## TASK TO COMPLETE
Present the data once more in exactly its original form.

BEGIN AVAILABLE DATA

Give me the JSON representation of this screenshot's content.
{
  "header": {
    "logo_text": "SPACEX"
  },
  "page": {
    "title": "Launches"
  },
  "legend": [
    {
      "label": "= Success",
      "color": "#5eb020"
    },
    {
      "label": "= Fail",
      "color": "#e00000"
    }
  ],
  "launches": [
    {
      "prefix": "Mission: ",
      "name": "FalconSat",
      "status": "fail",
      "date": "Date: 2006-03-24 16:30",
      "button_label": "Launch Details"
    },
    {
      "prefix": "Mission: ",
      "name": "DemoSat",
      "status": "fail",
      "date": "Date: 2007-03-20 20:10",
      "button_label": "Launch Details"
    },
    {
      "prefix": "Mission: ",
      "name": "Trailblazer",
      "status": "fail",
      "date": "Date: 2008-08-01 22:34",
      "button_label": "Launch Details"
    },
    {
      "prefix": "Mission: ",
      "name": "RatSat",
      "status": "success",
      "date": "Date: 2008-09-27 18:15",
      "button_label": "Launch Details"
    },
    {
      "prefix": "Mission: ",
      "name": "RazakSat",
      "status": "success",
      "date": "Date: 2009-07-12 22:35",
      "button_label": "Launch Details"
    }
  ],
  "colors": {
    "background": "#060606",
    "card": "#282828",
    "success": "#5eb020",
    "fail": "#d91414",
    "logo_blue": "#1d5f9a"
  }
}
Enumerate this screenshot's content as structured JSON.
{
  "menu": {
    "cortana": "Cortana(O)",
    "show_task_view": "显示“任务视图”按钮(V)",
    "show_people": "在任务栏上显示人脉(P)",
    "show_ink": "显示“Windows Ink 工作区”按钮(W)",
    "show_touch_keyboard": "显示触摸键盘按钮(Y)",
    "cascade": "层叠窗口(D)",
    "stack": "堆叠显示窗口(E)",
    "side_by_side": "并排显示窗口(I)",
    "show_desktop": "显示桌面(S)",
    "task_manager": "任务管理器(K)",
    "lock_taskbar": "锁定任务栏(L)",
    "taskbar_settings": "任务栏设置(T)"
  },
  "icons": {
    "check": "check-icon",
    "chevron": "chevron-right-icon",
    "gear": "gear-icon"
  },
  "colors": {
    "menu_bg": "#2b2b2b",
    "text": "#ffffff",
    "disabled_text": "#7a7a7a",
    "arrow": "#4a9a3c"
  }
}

END AVAILABLE DATA

## ANSWER TO THE TASK
Give me the JSON representation of this screenshot's content.
{
  "header": {
    "logo_text": "SPACEX"
  },
  "page": {
    "title": "Launches"
  },
  "legend": [
    {
      "label": "= Success",
      "color": "#5eb020"
    },
    {
      "label": "= Fail",
      "color": "#e00000"
    }
  ],
  "launches": [
    {
      "prefix": "Mission: ",
      "name": "FalconSat",
      "status": "fail",
      "date": "Date: 2006-03-24 16:30",
      "button_label": "Launch Details"
    },
    {
      "prefix": "Mission: ",
      "name": "DemoSat",
      "status": "fail",
      "date": "Date: 2007-03-20 20:10",
      "button_label": "Launch Details"
    },
    {
      "prefix": "Mission: ",
      "name": "Trailblazer",
      "status": "fail",
      "date": "Date: 2008-08-01 22:34",
      "button_label": "Launch Details"
    },
    {
      "prefix": "Mission: ",
      "name": "RatSat",
      "status": "success",
      "date": "Date: 2008-09-27 18:15",
      "button_label": "Launch Details"
    },
    {
      "prefix": "Mission: ",
      "name": "RazakSat",
      "status": "success",
      "date": "Date: 2009-07-12 22:35",
      "button_label": "Launch Details"
    }
  ],
  "colors": {
    "background": "#060606",
    "card": "#282828",
    "success": "#5eb020",
    "fail": "#d91414",
    "logo_blue": "#1d5f9a"
  }
}
Enumerate this screenshot's content as structured JSON.
{
  "menu": {
    "cortana": "Cortana(O)",
    "show_task_view": "显示“任务视图”按钮(V)",
    "show_people": "在任务栏上显示人脉(P)",
    "show_ink": "显示“Windows Ink 工作区”按钮(W)",
    "show_touch_keyboard": "显示触摸键盘按钮(Y)",
    "cascade": "层叠窗口(D)",
    "stack": "堆叠显示窗口(E)",
    "side_by_side": "并排显示窗口(I)",
    "show_desktop": "显示桌面(S)",
    "task_manager": "任务管理器(K)",
    "lock_taskbar": "锁定任务栏(L)",
    "taskbar_settings": "任务栏设置(T)"
  },
  "icons": {
    "check": "check-icon",
    "chevron": "chevron-right-icon",
    "gear": "gear-icon"
  },
  "colors": {
    "menu_bg": "#2b2b2b",
    "text": "#ffffff",
    "disabled_text": "#7a7a7a",
    "arrow": "#4a9a3c"
  }
}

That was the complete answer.